Transcribe every line exactly and omit anything that is a picture.

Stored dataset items
------------------------------
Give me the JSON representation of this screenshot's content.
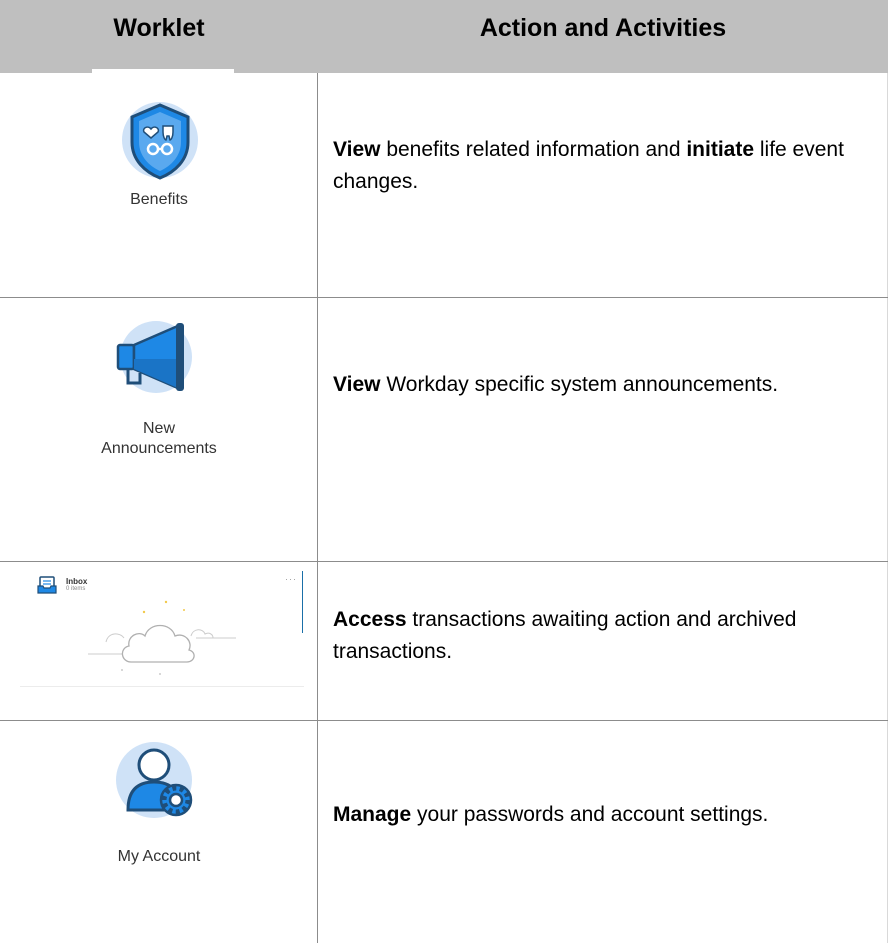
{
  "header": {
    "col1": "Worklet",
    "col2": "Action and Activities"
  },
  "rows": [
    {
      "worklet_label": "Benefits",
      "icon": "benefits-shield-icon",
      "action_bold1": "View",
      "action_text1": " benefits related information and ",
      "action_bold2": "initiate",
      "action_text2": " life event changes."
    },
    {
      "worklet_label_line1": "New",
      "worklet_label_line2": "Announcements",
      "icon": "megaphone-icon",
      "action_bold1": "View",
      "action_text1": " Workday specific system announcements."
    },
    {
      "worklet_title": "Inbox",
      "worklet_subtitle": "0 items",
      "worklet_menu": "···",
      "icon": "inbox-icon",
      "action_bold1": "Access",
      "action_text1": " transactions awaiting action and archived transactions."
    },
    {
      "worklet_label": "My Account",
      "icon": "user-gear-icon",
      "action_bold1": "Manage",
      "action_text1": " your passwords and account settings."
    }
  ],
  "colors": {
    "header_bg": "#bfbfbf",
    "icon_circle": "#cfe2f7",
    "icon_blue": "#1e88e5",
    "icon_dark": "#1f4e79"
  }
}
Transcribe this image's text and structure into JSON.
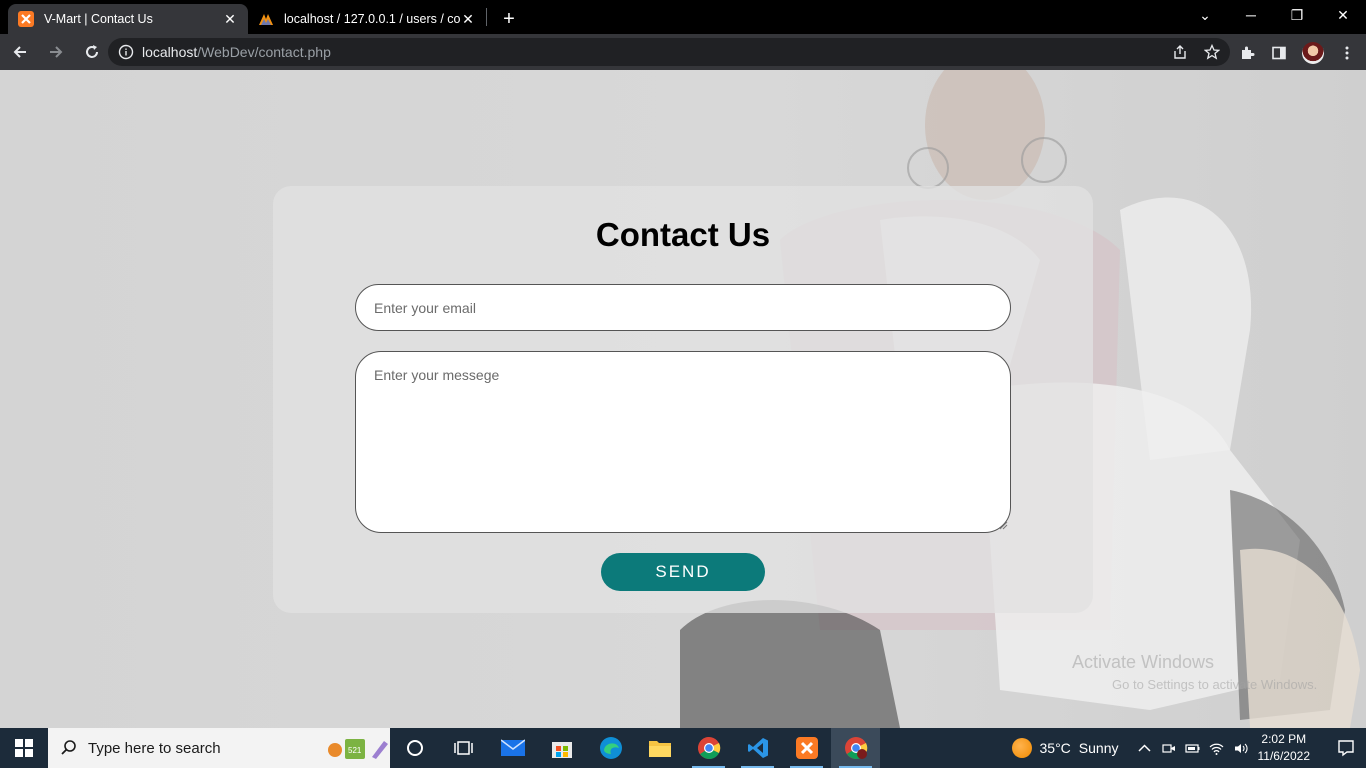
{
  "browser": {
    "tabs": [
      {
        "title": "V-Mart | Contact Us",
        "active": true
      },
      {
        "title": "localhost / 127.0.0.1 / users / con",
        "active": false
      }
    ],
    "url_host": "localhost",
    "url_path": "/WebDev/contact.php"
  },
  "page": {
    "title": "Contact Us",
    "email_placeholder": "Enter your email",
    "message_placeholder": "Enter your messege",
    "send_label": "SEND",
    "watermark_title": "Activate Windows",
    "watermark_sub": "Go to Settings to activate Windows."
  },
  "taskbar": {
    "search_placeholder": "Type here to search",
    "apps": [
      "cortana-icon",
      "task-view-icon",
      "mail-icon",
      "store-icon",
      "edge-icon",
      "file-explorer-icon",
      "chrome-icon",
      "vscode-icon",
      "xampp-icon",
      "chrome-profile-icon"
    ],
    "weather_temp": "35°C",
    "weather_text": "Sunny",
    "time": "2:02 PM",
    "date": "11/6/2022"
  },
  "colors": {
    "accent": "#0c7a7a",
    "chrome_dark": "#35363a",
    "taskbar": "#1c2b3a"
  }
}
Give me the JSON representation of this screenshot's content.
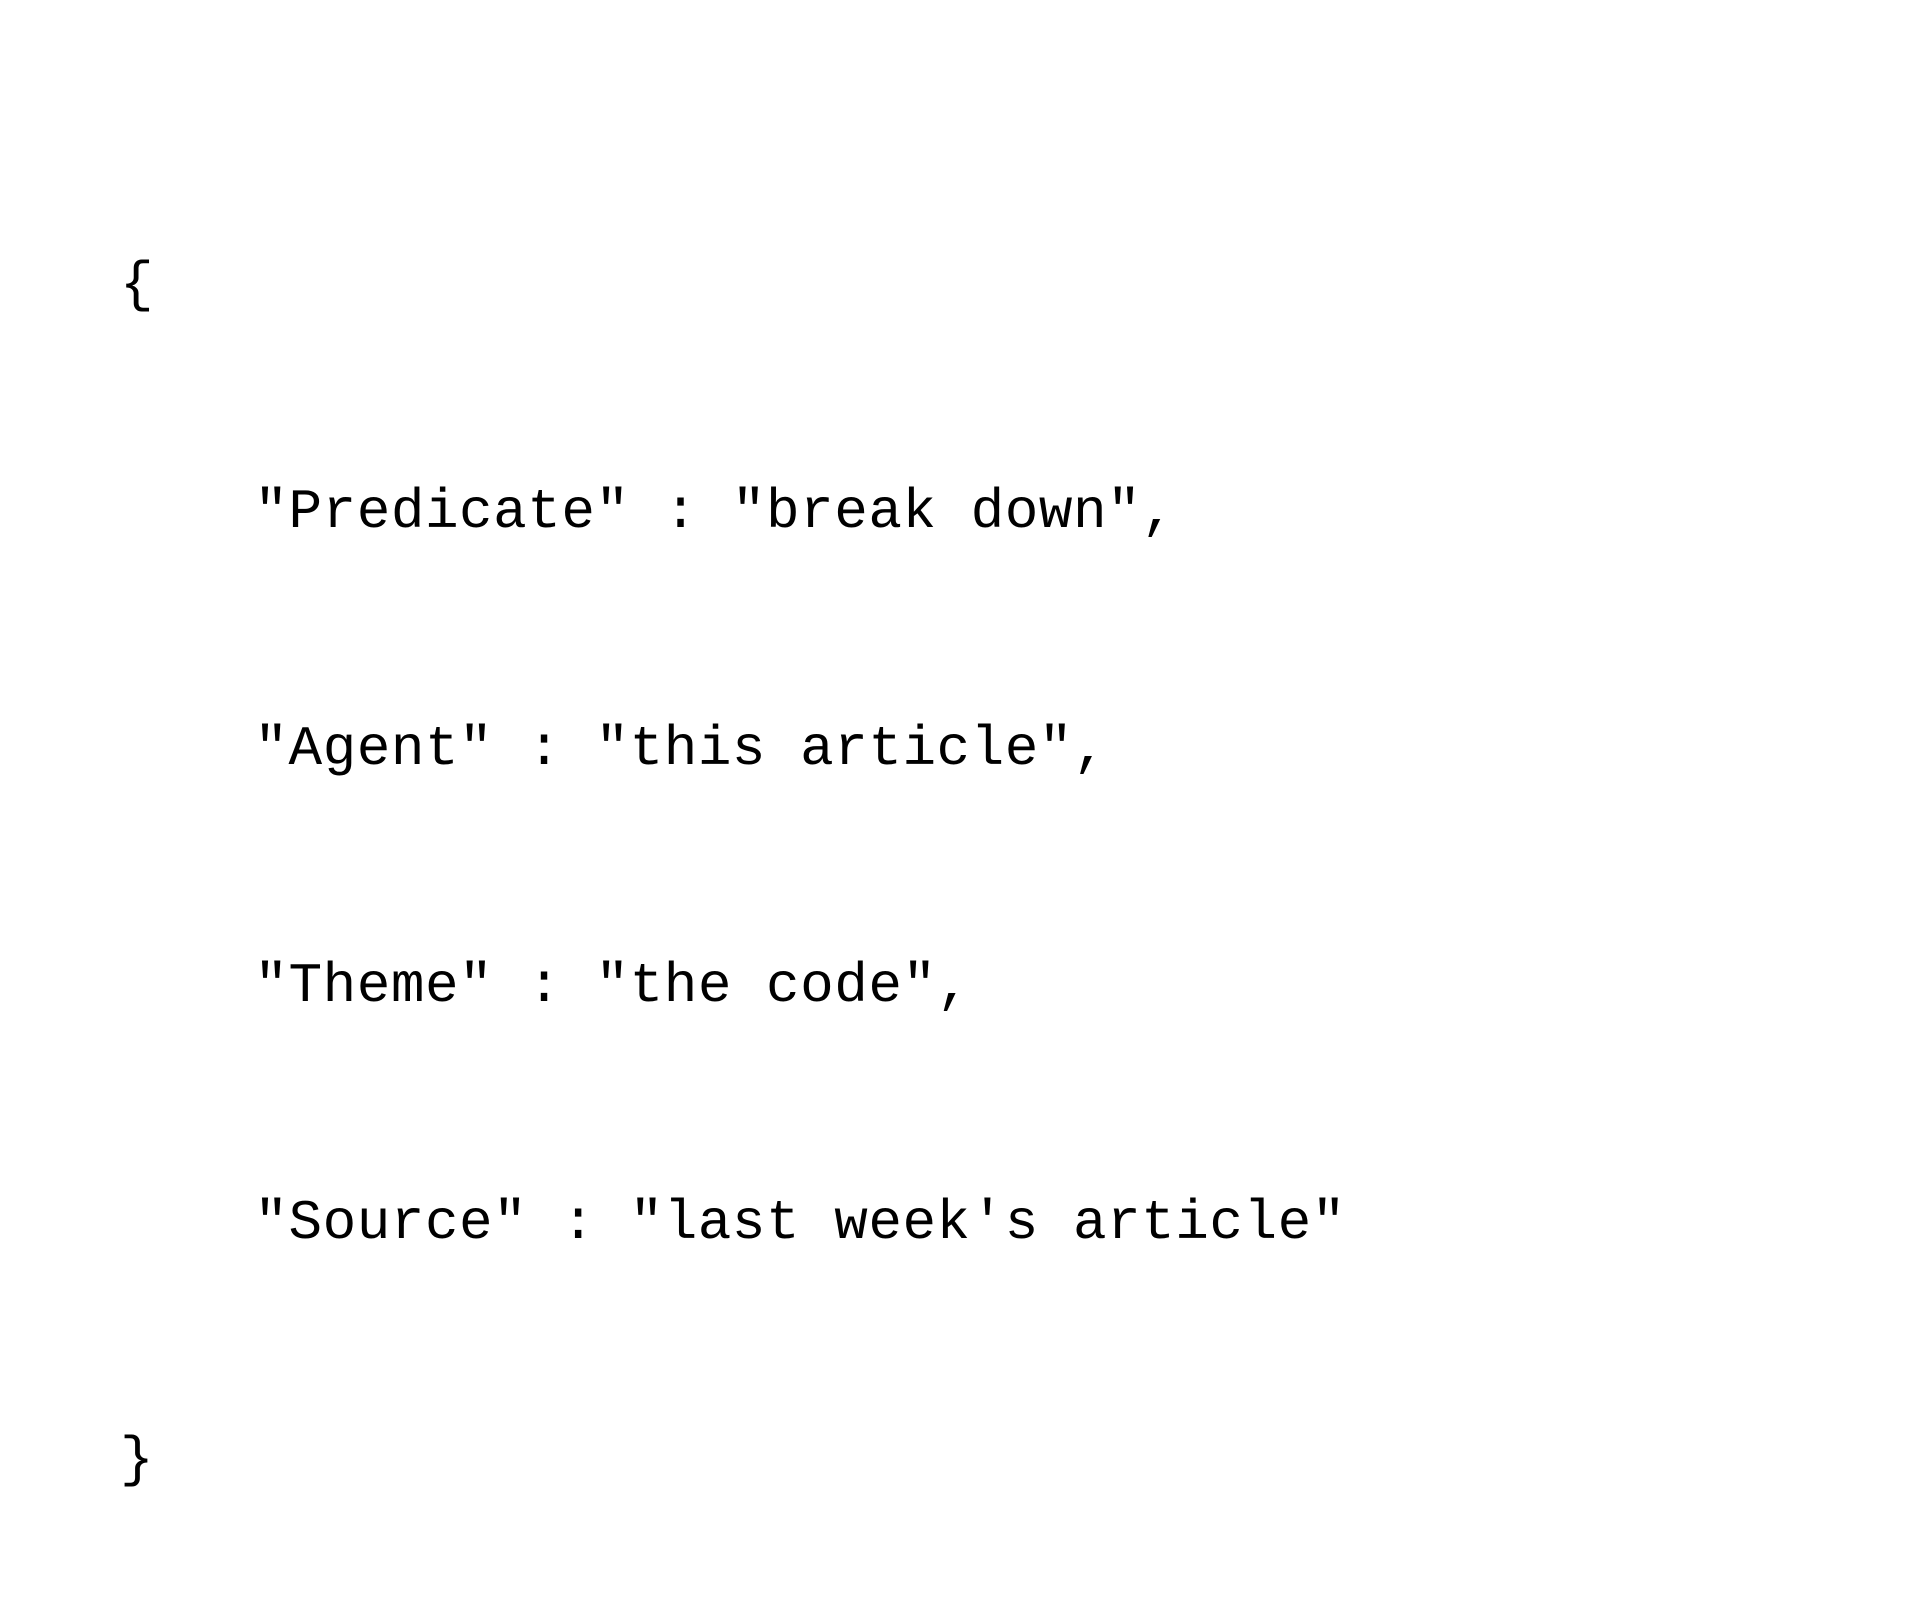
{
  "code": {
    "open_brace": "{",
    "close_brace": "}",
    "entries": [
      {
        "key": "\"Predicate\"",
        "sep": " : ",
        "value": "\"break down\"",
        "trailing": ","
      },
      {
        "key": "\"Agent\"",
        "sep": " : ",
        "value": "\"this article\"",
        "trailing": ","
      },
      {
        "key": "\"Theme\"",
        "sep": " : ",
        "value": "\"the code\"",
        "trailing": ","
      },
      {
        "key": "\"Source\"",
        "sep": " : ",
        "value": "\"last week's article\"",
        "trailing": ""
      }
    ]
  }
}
------------------------------
• Answer to the task:
Give me the JSON representation of this screenshot's content.
{
  "header": {
    "col1": "Worklet",
    "col2": "Action and Activities"
  },
  "rows": [
    {
      "worklet_label": "Benefits",
      "icon": "benefits-shield-icon",
      "action_bold1": "View",
      "action_text1": " benefits related information and ",
      "action_bold2": "initiate",
      "action_text2": " life event changes."
    },
    {
      "worklet_label_line1": "New",
      "worklet_label_line2": "Announcements",
      "icon": "megaphone-icon",
      "action_bold1": "View",
      "action_text1": " Workday specific system announcements."
    },
    {
      "worklet_title": "Inbox",
      "worklet_subtitle": "0 items",
      "worklet_menu": "···",
      "icon": "inbox-icon",
      "action_bold1": "Access",
      "action_text1": " transactions awaiting action and archived transactions."
    },
    {
      "worklet_label": "My Account",
      "icon": "user-gear-icon",
      "action_bold1": "Manage",
      "action_text1": " your passwords and account settings."
    }
  ],
  "colors": {
    "header_bg": "#bfbfbf",
    "icon_circle": "#cfe2f7",
    "icon_blue": "#1e88e5",
    "icon_dark": "#1f4e79"
  }
}
Transcribe this image's text and structure into JSON.
{
  "browser": {
    "tabs": [
      {
        "title": "V-Mart | Contact Us",
        "active": true
      },
      {
        "title": "localhost / 127.0.0.1 / users / con",
        "active": false
      }
    ],
    "url_host": "localhost",
    "url_path": "/WebDev/contact.php"
  },
  "page": {
    "title": "Contact Us",
    "email_placeholder": "Enter your email",
    "message_placeholder": "Enter your messege",
    "send_label": "SEND",
    "watermark_title": "Activate Windows",
    "watermark_sub": "Go to Settings to activate Windows."
  },
  "taskbar": {
    "search_placeholder": "Type here to search",
    "apps": [
      "cortana-icon",
      "task-view-icon",
      "mail-icon",
      "store-icon",
      "edge-icon",
      "file-explorer-icon",
      "chrome-icon",
      "vscode-icon",
      "xampp-icon",
      "chrome-profile-icon"
    ],
    "weather_temp": "35°C",
    "weather_text": "Sunny",
    "time": "2:02 PM",
    "date": "11/6/2022"
  },
  "colors": {
    "accent": "#0c7a7a",
    "chrome_dark": "#35363a",
    "taskbar": "#1c2b3a"
  }
}
Give me the JSON representation of this screenshot's content.
{
  "code": {
    "open_brace": "{",
    "close_brace": "}",
    "entries": [
      {
        "key": "\"Predicate\"",
        "sep": " : ",
        "value": "\"break down\"",
        "trailing": ","
      },
      {
        "key": "\"Agent\"",
        "sep": " : ",
        "value": "\"this article\"",
        "trailing": ","
      },
      {
        "key": "\"Theme\"",
        "sep": " : ",
        "value": "\"the code\"",
        "trailing": ","
      },
      {
        "key": "\"Source\"",
        "sep": " : ",
        "value": "\"last week's article\"",
        "trailing": ""
      }
    ]
  }
}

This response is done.